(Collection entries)
* start *

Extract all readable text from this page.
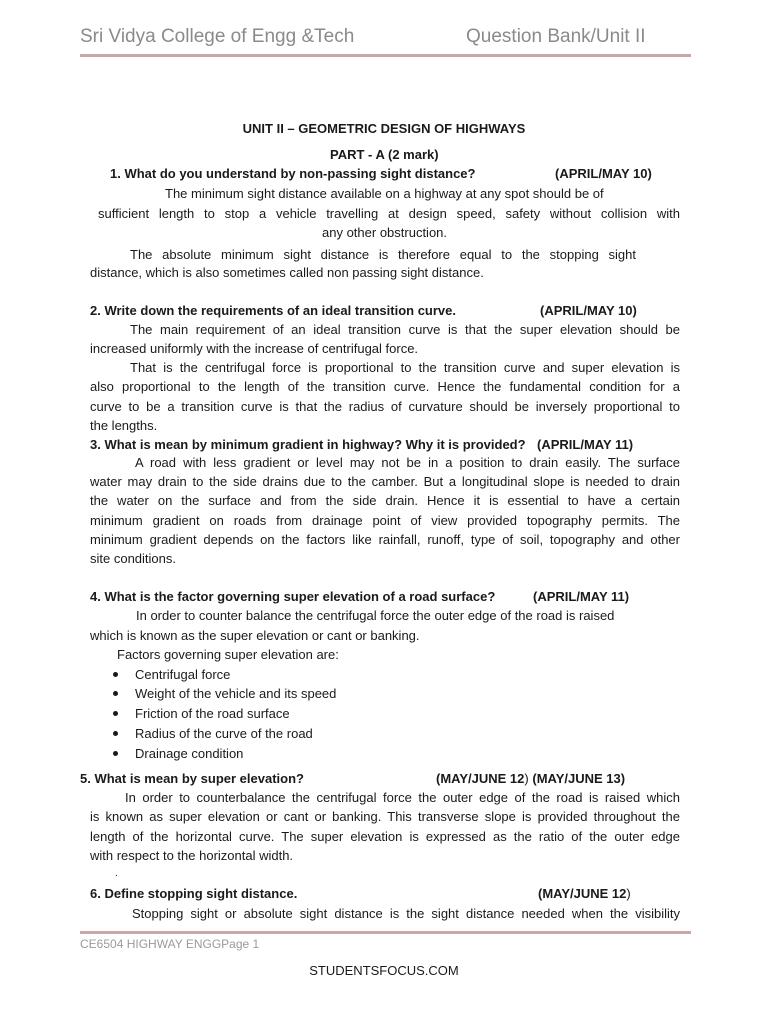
Sri Vidya College of Engg &Tech	Question Bank/Unit II
UNIT II – GEOMETRIC DESIGN OF HIGHWAYS
PART - A (2 mark)
1. What do you understand by non-passing sight distance?	(APRIL/MAY 10)
The minimum sight distance available on a highway at any spot should be of
sufficient length to stop a vehicle travelling at design speed, safety without collision with
any other obstruction.
The absolute minimum sight distance is therefore equal to the stopping sight
distance, which is also sometimes called non passing sight distance.
2. Write down the requirements of an ideal transition curve.	(APRIL/MAY 10)
The main requirement of an ideal transition curve is that the super elevation should be
increased uniformly with the increase of centrifugal force.
That is the centrifugal force is proportional to the transition curve and super elevation is
also proportional to the length of the transition curve. Hence the fundamental condition for a
curve to be a transition curve is that the radius of curvature should be inversely proportional to
the lengths.
3. What is mean by minimum gradient in highway? Why it is provided? (APRIL/MAY 11)
A road with less gradient or level may not be in a position to drain easily. The surface
water may drain to the side drains due to the camber. But a longitudinal slope is needed to drain
the water on the surface and from the side drain. Hence it is essential to have a certain
minimum gradient on roads from drainage point of view provided topography permits. The
minimum gradient depends on the factors like rainfall, runoff, type of soil, topography and other
site conditions.
4. What is the factor governing super elevation of a road surface?	(APRIL/MAY 11)
In order to counter balance the centrifugal force the outer edge of the road is raised
which is known as the super elevation or cant or banking.
Factors governing super elevation are:
Centrifugal force
Weight of the vehicle and its speed
Friction of the road surface
Radius of the curve of the road
Drainage condition
5. What is mean by super elevation?	(MAY/JUNE 12) (MAY/JUNE 13)
In order to counterbalance the centrifugal force the outer edge of the road is raised which
is known as super elevation or cant or banking. This transverse slope is provided throughout the
length of the horizontal curve. The super elevation is expressed as the ratio of the outer edge
with respect to the horizontal width.
.
6. Define stopping sight distance.	(MAY/JUNE 12)
Stopping sight or absolute sight distance is the sight distance needed when the visibility
CE6504 HIGHWAY ENGGPage 1
STUDENTSFOCUS.COM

* end *

Copy in full each line that holds the word "banking".

### EXERCISE RESULT
which is known as the super elevation or cant or banking.
is known as super elevation or cant or banking. This transverse slope is provided throughout the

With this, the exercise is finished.